Supplied material:
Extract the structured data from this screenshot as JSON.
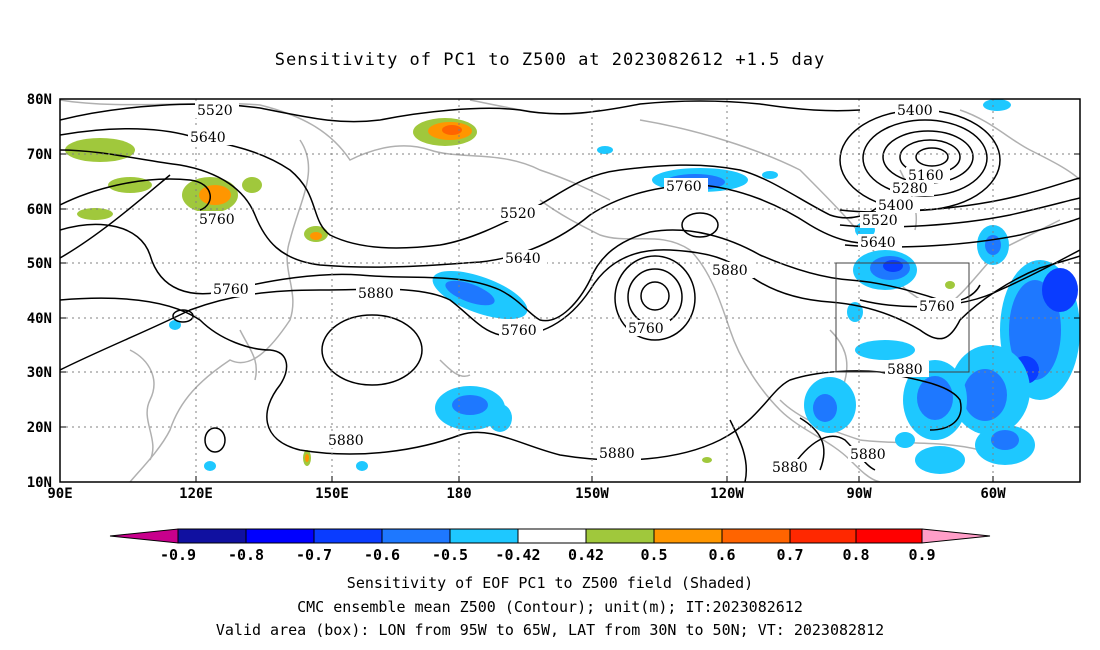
{
  "title": "Sensitivity of PC1 to Z500 at 2023082612 +1.5 day",
  "lat_labels": [
    "80N",
    "70N",
    "60N",
    "50N",
    "40N",
    "30N",
    "20N",
    "10N"
  ],
  "lon_labels": [
    "90E",
    "120E",
    "150E",
    "180",
    "150W",
    "120W",
    "90W",
    "60W"
  ],
  "contour_labels": [
    "5520",
    "5640",
    "5760",
    "5520",
    "5640",
    "5760",
    "5880",
    "5760",
    "5760",
    "5880",
    "5880",
    "5400",
    "5160",
    "5280",
    "5400",
    "5520",
    "5640",
    "5760",
    "5880",
    "5880",
    "5880",
    "5880"
  ],
  "colorbar": {
    "labels": [
      "-0.9",
      "-0.8",
      "-0.7",
      "-0.6",
      "-0.5",
      "-0.42",
      "0.42",
      "0.5",
      "0.6",
      "0.7",
      "0.8",
      "0.9"
    ],
    "colors": [
      "#c8008c",
      "#1010a0",
      "#0000ff",
      "#0a3cff",
      "#1e78ff",
      "#1ec8ff",
      "#ffffff",
      "#a0c83c",
      "#ff9600",
      "#ff6400",
      "#ff2800",
      "#ff0000",
      "#ff9ec8"
    ]
  },
  "caption": {
    "line1": "Sensitivity of EOF PC1 to Z500 field (Shaded)",
    "line2": "CMC ensemble mean Z500 (Contour); unit(m); IT:2023082612",
    "line3": "Valid area (box): LON from 95W to 65W, LAT from 30N to 50N; VT: 2023082812"
  }
}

Instructions for the task:
From the records given above, reproduce all text exactly and exclude each picture.

Result of the exercise:
Extract the structured data from this screenshot as JSON.
{
  "title": "Sensitivity of PC1 to Z500 at 2023082612 +1.5 day",
  "lat_labels": [
    "80N",
    "70N",
    "60N",
    "50N",
    "40N",
    "30N",
    "20N",
    "10N"
  ],
  "lon_labels": [
    "90E",
    "120E",
    "150E",
    "180",
    "150W",
    "120W",
    "90W",
    "60W"
  ],
  "contour_labels": [
    "5520",
    "5640",
    "5760",
    "5520",
    "5640",
    "5760",
    "5880",
    "5760",
    "5760",
    "5880",
    "5880",
    "5400",
    "5160",
    "5280",
    "5400",
    "5520",
    "5640",
    "5760",
    "5880",
    "5880",
    "5880",
    "5880"
  ],
  "colorbar": {
    "labels": [
      "-0.9",
      "-0.8",
      "-0.7",
      "-0.6",
      "-0.5",
      "-0.42",
      "0.42",
      "0.5",
      "0.6",
      "0.7",
      "0.8",
      "0.9"
    ],
    "colors": [
      "#c8008c",
      "#1010a0",
      "#0000ff",
      "#0a3cff",
      "#1e78ff",
      "#1ec8ff",
      "#ffffff",
      "#a0c83c",
      "#ff9600",
      "#ff6400",
      "#ff2800",
      "#ff0000",
      "#ff9ec8"
    ]
  },
  "caption": {
    "line1": "Sensitivity of EOF PC1 to Z500 field (Shaded)",
    "line2": "CMC ensemble mean Z500 (Contour); unit(m); IT:2023082612",
    "line3": "Valid area (box): LON from 95W to 65W, LAT from 30N to 50N; VT: 2023082812"
  }
}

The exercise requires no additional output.